__Aim__:
Work out how many lines of the listing hold the string "title". Answer with that number alone.

Data extracted from a collection

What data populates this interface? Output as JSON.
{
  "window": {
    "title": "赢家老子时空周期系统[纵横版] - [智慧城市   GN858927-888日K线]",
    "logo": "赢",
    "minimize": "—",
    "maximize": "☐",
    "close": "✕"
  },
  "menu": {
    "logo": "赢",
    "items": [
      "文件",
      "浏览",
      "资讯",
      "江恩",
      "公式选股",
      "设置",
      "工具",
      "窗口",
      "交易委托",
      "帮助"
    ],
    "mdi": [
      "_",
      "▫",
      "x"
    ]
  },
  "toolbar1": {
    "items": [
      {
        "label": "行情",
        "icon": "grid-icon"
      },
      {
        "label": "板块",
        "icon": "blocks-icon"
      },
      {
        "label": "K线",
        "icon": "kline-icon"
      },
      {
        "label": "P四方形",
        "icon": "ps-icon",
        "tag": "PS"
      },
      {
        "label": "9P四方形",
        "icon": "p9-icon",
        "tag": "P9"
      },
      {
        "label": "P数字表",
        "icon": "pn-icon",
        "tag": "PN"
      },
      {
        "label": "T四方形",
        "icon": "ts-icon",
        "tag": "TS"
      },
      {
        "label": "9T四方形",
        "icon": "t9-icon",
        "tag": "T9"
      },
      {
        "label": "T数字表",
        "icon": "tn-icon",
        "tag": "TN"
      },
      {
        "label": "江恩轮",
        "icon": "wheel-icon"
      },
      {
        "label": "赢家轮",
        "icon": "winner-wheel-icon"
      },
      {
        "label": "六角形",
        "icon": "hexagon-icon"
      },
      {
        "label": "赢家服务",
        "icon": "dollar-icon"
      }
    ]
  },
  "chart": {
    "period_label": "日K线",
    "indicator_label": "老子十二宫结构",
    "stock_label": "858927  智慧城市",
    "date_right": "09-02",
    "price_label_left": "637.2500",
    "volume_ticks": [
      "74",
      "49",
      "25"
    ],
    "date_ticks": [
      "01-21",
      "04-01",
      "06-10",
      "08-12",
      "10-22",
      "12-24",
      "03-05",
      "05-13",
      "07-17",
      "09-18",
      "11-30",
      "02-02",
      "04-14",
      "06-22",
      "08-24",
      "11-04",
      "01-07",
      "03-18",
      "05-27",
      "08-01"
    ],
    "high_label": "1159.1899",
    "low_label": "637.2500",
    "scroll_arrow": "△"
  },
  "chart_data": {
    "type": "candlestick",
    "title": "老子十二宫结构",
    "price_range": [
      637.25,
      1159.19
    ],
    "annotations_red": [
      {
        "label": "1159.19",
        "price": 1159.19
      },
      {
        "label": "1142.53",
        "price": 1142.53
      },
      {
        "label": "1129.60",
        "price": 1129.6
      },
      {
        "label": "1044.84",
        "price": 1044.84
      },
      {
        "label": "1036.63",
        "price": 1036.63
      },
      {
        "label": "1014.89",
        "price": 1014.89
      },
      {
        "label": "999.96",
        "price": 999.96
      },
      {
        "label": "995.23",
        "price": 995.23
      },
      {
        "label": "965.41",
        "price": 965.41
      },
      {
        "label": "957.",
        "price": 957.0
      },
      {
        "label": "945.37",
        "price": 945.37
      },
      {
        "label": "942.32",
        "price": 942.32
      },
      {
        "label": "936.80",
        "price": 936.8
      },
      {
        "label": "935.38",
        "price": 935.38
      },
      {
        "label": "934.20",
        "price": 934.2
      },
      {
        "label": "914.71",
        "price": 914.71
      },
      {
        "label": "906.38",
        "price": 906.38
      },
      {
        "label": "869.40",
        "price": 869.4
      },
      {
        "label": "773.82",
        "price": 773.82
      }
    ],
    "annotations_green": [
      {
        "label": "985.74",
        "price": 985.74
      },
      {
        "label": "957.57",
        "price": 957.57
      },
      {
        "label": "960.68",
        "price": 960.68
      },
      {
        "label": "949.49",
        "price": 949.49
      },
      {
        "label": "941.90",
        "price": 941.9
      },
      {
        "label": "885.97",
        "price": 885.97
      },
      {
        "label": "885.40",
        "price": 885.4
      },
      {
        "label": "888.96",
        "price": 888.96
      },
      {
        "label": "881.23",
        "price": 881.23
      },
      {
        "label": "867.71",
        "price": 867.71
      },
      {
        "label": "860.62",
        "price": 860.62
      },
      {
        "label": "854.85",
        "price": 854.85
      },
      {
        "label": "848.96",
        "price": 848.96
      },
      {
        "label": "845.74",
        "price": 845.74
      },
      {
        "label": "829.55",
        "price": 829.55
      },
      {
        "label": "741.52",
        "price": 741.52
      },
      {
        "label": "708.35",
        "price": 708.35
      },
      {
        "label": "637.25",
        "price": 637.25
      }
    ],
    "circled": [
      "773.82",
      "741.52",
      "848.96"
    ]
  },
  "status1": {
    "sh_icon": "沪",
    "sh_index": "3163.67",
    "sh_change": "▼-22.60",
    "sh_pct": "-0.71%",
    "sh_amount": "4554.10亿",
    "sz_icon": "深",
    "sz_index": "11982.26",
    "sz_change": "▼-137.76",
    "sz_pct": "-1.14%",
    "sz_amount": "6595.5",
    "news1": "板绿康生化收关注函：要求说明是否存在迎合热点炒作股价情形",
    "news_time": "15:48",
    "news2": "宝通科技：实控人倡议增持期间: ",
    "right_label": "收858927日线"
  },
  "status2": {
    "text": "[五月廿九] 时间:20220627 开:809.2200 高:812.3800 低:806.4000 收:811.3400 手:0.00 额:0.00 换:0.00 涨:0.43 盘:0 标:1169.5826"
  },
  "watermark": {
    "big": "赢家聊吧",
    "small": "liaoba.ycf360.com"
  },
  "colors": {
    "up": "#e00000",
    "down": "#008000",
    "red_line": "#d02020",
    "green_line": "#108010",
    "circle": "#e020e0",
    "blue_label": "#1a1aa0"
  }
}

__Problem solution__:
2